YOUR OBJECTIVE: Starting at the line that holds "Parse this screenshot: output", set down each line through the end of the listing, exactly as written and with nothing added.

Dataset records:
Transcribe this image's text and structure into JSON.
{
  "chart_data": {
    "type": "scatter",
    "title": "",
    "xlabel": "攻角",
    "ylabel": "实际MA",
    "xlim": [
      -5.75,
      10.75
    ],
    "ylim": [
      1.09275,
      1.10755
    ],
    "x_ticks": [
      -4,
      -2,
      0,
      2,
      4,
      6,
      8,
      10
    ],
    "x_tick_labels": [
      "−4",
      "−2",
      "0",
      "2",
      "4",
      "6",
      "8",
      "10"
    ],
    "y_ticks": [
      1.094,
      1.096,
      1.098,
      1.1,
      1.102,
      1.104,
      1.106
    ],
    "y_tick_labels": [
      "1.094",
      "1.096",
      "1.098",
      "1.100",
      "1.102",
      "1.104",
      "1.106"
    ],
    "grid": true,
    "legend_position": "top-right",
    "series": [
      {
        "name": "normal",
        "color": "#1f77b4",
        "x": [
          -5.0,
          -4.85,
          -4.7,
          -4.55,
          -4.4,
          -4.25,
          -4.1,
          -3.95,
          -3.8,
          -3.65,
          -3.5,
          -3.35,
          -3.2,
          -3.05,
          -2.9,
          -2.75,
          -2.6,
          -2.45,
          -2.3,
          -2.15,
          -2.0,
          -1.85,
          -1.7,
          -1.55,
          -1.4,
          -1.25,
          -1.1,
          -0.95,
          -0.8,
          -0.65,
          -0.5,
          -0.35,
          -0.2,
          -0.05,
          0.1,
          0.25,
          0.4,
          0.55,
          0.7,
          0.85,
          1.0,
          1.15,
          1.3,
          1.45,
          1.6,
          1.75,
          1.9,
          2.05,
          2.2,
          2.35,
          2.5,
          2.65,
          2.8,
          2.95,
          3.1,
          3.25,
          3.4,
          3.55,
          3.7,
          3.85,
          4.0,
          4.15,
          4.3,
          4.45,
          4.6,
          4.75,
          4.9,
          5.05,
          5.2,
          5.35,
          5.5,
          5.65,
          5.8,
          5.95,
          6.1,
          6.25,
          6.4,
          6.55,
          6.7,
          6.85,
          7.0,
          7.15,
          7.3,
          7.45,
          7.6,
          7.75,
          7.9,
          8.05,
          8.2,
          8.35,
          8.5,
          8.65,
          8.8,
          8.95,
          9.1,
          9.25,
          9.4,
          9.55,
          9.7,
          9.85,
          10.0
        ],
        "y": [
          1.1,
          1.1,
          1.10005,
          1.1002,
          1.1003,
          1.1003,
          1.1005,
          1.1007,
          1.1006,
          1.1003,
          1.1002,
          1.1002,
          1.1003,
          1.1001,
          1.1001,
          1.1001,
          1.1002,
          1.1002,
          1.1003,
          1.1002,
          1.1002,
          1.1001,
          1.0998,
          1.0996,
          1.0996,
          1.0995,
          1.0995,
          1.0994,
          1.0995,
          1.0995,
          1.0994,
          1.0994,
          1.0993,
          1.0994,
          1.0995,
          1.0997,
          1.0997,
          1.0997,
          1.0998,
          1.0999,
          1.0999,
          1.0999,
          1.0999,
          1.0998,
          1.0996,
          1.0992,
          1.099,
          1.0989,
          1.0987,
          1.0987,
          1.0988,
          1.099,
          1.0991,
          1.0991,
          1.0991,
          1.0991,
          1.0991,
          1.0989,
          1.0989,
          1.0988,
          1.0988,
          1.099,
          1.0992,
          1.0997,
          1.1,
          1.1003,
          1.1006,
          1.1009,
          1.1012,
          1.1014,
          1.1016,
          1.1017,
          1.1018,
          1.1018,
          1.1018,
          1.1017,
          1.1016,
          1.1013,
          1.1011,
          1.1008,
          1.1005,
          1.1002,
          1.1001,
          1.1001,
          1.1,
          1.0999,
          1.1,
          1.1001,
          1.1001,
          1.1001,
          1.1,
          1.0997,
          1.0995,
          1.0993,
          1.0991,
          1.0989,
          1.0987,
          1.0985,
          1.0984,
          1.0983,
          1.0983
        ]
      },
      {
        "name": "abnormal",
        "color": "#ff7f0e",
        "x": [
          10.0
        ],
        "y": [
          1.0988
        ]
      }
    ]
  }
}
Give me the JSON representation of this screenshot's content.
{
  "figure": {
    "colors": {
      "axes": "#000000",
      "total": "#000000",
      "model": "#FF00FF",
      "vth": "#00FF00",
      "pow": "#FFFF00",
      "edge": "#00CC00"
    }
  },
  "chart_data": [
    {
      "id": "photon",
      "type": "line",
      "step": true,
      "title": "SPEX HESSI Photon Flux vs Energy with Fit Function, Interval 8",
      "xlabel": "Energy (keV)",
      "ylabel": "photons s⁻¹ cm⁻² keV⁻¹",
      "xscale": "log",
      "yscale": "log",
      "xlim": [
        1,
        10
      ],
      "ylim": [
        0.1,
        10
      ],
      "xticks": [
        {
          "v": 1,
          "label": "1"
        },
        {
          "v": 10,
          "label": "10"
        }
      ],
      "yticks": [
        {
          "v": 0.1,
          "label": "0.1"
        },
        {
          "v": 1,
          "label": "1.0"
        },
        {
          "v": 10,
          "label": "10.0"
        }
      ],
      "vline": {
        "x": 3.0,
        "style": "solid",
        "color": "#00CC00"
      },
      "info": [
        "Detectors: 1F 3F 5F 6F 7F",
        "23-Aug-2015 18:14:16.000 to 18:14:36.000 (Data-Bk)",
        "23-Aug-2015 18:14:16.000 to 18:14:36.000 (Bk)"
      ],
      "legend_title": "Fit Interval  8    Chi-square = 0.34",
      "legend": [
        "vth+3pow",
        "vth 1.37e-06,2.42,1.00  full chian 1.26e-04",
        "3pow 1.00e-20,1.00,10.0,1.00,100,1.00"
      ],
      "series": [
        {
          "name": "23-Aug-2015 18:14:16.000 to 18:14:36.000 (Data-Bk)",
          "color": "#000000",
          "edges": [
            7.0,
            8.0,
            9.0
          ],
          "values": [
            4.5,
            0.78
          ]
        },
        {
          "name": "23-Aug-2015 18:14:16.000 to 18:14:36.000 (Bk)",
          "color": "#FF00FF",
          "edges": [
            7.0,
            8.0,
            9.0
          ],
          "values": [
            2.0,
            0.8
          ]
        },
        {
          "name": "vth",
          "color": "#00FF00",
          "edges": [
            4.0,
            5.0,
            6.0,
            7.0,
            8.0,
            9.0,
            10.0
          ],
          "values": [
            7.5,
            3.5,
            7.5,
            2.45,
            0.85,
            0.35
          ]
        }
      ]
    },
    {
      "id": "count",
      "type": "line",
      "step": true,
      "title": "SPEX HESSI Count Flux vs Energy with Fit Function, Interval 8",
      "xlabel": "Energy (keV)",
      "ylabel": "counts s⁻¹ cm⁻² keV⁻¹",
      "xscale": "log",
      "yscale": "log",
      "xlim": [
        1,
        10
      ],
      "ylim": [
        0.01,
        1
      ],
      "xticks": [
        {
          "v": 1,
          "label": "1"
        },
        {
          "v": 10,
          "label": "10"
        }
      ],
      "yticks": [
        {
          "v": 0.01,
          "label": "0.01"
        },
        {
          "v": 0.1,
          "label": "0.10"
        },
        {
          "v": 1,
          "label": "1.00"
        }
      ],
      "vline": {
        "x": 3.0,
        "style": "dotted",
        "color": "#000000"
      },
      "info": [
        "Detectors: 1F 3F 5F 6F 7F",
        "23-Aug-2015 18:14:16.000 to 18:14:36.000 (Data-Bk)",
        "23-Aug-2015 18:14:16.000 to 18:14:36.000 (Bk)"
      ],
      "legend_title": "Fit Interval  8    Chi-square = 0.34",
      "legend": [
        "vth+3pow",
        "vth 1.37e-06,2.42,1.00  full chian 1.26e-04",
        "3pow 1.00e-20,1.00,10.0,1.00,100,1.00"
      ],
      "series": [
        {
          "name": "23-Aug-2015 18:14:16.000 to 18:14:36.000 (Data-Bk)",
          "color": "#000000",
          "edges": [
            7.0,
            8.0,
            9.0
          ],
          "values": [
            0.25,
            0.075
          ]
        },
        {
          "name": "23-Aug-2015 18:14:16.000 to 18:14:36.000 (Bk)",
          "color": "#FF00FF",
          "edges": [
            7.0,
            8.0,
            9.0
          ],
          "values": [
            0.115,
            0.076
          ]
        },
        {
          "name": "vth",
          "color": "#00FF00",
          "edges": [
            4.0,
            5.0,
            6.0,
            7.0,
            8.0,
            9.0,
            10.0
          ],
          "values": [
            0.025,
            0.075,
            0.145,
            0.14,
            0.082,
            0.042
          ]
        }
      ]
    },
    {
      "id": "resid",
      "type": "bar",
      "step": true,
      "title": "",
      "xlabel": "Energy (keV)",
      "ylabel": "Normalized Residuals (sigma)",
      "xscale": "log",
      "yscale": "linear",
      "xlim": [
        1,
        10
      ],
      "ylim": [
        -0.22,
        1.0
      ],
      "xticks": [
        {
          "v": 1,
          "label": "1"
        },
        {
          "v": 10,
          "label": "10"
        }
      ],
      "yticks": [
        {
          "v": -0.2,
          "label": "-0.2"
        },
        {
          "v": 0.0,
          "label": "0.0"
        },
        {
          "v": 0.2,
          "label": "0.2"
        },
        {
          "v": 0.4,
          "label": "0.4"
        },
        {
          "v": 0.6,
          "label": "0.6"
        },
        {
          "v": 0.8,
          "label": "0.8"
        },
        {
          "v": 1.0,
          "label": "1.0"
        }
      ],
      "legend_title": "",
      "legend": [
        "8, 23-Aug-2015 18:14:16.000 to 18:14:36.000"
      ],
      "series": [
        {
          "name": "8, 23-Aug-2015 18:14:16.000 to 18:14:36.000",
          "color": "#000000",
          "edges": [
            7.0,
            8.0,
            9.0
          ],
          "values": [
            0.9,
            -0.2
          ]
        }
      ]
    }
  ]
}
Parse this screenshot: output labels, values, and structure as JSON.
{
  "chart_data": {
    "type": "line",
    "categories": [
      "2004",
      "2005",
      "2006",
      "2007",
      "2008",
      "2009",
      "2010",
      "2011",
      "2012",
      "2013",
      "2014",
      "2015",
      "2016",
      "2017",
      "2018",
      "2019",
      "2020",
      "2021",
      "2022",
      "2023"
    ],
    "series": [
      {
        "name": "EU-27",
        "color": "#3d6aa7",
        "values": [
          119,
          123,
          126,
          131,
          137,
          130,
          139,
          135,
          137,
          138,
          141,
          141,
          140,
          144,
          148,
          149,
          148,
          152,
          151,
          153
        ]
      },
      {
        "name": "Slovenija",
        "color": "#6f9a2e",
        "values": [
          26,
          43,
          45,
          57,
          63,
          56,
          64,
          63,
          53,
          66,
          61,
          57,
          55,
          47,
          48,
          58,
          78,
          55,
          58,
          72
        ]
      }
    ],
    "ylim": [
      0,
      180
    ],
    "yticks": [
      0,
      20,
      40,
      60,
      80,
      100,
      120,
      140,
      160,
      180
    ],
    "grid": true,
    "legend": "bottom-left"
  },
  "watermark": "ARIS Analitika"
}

THE REPLY:
Parse this screenshot: output labels, values, and structure as JSON.
{
  "chart_data": {
    "type": "line",
    "categories": [
      "2004",
      "2005",
      "2006",
      "2007",
      "2008",
      "2009",
      "2010",
      "2011",
      "2012",
      "2013",
      "2014",
      "2015",
      "2016",
      "2017",
      "2018",
      "2019",
      "2020",
      "2021",
      "2022",
      "2023"
    ],
    "series": [
      {
        "name": "EU-27",
        "color": "#3d6aa7",
        "values": [
          119,
          123,
          126,
          131,
          137,
          130,
          139,
          135,
          137,
          138,
          141,
          141,
          140,
          144,
          148,
          149,
          148,
          152,
          151,
          153
        ]
      },
      {
        "name": "Slovenija",
        "color": "#6f9a2e",
        "values": [
          26,
          43,
          45,
          57,
          63,
          56,
          64,
          63,
          53,
          66,
          61,
          57,
          55,
          47,
          48,
          58,
          78,
          55,
          58,
          72
        ]
      }
    ],
    "ylim": [
      0,
      180
    ],
    "yticks": [
      0,
      20,
      40,
      60,
      80,
      100,
      120,
      140,
      160,
      180
    ],
    "grid": true,
    "legend": "bottom-left"
  },
  "watermark": "ARIS Analitika"
}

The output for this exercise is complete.